Start

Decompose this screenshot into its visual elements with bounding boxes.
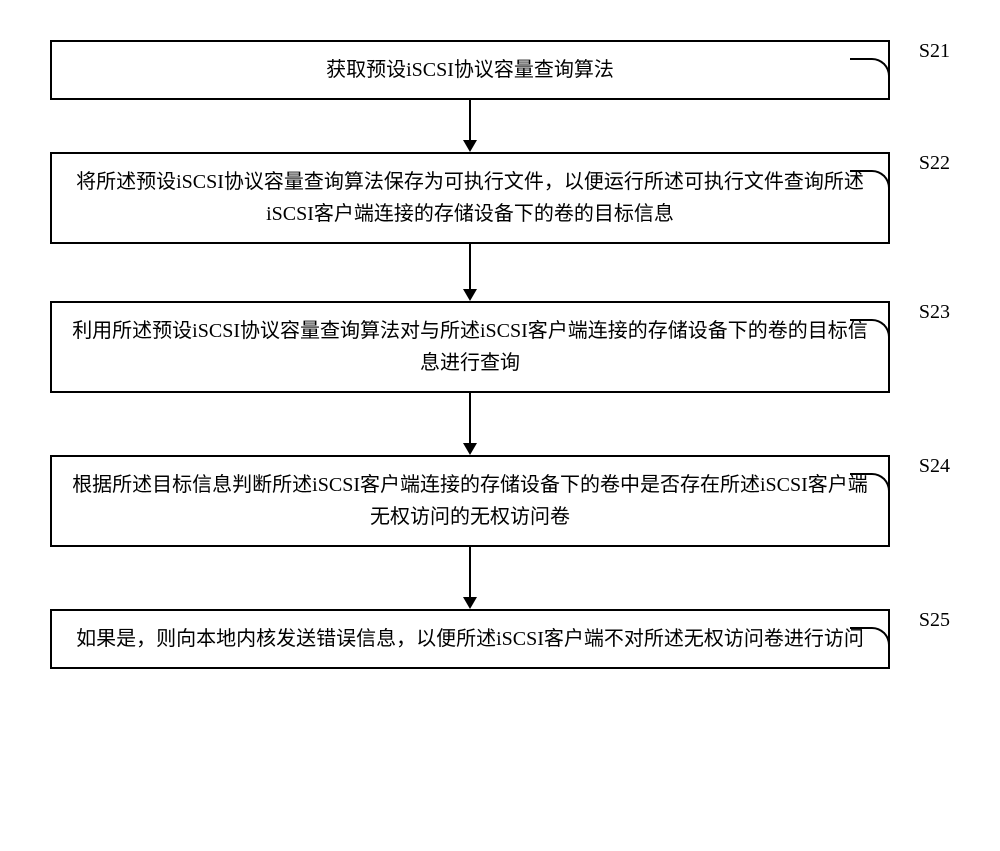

End
Start

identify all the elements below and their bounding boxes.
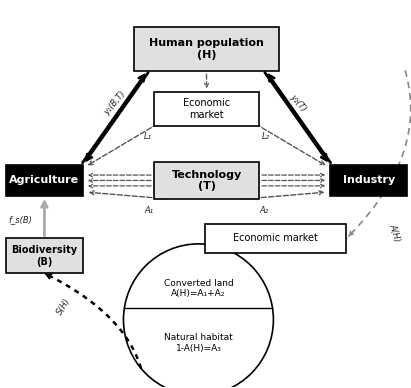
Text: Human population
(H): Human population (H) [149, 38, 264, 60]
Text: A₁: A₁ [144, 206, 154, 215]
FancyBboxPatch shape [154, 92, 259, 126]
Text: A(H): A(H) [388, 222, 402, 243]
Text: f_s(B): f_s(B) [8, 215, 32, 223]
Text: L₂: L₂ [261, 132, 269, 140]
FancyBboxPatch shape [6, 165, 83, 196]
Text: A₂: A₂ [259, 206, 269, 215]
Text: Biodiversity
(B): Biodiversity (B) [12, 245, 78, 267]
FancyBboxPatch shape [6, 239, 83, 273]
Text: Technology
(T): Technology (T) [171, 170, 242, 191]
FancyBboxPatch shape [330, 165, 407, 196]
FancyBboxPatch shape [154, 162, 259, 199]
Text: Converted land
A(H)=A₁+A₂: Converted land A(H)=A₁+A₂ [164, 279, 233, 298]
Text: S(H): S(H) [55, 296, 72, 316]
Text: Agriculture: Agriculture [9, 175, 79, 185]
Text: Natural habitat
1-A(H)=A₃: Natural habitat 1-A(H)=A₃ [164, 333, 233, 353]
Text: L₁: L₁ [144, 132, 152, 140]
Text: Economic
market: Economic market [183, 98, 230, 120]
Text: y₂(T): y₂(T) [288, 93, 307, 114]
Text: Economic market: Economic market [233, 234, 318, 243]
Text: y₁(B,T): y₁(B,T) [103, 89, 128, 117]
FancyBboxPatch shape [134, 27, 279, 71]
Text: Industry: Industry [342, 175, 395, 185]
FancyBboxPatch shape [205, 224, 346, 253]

End
Start

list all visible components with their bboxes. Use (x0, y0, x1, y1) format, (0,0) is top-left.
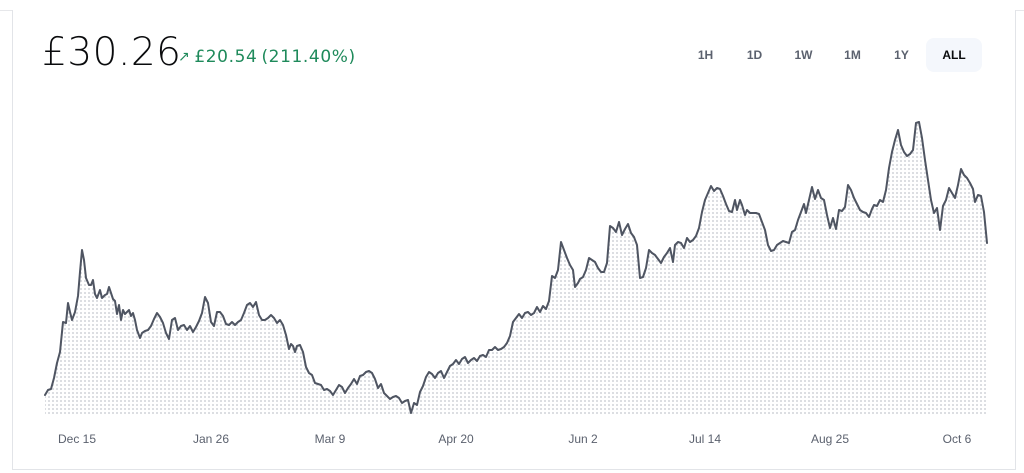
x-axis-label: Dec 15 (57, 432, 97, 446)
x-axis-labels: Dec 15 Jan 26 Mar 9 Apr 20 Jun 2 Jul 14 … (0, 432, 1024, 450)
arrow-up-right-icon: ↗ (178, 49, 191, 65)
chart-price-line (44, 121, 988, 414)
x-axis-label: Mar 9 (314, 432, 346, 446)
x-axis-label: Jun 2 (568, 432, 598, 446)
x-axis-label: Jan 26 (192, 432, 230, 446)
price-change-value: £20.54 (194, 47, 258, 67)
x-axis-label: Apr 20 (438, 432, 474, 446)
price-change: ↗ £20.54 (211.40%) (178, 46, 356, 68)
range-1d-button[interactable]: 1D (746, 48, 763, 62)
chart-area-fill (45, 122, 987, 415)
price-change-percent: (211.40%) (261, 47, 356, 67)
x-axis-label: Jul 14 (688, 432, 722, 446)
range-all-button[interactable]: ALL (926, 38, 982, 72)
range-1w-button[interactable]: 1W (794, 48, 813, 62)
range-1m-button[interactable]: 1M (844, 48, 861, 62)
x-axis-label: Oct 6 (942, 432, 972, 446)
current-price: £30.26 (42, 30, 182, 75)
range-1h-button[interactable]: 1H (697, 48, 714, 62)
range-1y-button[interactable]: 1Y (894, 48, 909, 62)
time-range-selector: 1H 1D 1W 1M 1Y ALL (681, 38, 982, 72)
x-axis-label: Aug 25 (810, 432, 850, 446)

End

• _Task directions_
Express everything from the line containing "list all visible" down to the line containing "x-axis-label: Mar 9 (314, 432, 346, 446)" as a two-column CSV with the headers instruction and output, one row per entry. Put each value in a single quoted field with line breaks turned into spaces, and leave out the pictures.

• _Task solution_
instruction,output
"list all visible components with their bboxes. Use (x0, y0, x1, y1) format, (0,0) is top-left.","x-axis-label: Dec 15 (57, 432, 97, 446) x-axis-labels: Dec 15 Jan 26 Mar 9 Apr 20 Jun 2 Jul 14 … (0, 432, 1024, 450) arrow-up-right-icon: ↗ (178, 49, 191, 65) chart-price-line (44, 121, 988, 414) x-axis-label: Mar 9 (314, 432, 346, 446)"